Directions for this task: Check each line of the material below, and copy it if it holds the string "xlabel".

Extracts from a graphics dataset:
--- START ---
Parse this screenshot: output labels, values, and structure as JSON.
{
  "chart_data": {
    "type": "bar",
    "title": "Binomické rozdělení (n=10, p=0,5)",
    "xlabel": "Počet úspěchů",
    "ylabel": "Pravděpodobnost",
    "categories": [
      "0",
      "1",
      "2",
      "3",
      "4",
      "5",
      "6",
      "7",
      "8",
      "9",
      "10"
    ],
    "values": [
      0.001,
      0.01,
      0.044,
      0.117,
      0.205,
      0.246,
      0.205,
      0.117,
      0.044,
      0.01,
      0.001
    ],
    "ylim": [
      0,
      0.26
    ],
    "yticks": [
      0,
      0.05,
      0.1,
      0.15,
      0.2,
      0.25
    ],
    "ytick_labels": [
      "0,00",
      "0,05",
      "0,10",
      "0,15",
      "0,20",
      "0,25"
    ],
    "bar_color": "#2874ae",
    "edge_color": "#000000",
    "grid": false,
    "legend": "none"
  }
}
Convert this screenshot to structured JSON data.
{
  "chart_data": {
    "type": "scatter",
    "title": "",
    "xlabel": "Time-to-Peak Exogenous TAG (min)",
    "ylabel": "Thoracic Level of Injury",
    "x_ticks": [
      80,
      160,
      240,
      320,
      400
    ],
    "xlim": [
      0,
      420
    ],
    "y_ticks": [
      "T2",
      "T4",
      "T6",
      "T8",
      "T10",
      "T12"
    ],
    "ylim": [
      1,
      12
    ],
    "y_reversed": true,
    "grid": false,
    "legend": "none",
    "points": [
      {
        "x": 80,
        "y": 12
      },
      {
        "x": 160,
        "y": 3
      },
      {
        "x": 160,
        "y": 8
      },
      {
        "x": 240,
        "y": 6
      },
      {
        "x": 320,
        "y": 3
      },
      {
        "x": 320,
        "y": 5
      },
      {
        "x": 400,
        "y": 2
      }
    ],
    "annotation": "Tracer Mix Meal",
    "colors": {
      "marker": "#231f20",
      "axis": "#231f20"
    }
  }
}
--- END ---
Exercise result:
    "xlabel": "Počet úspěchů",
    "xlabel": "Time-to-Peak Exogenous TAG (min)",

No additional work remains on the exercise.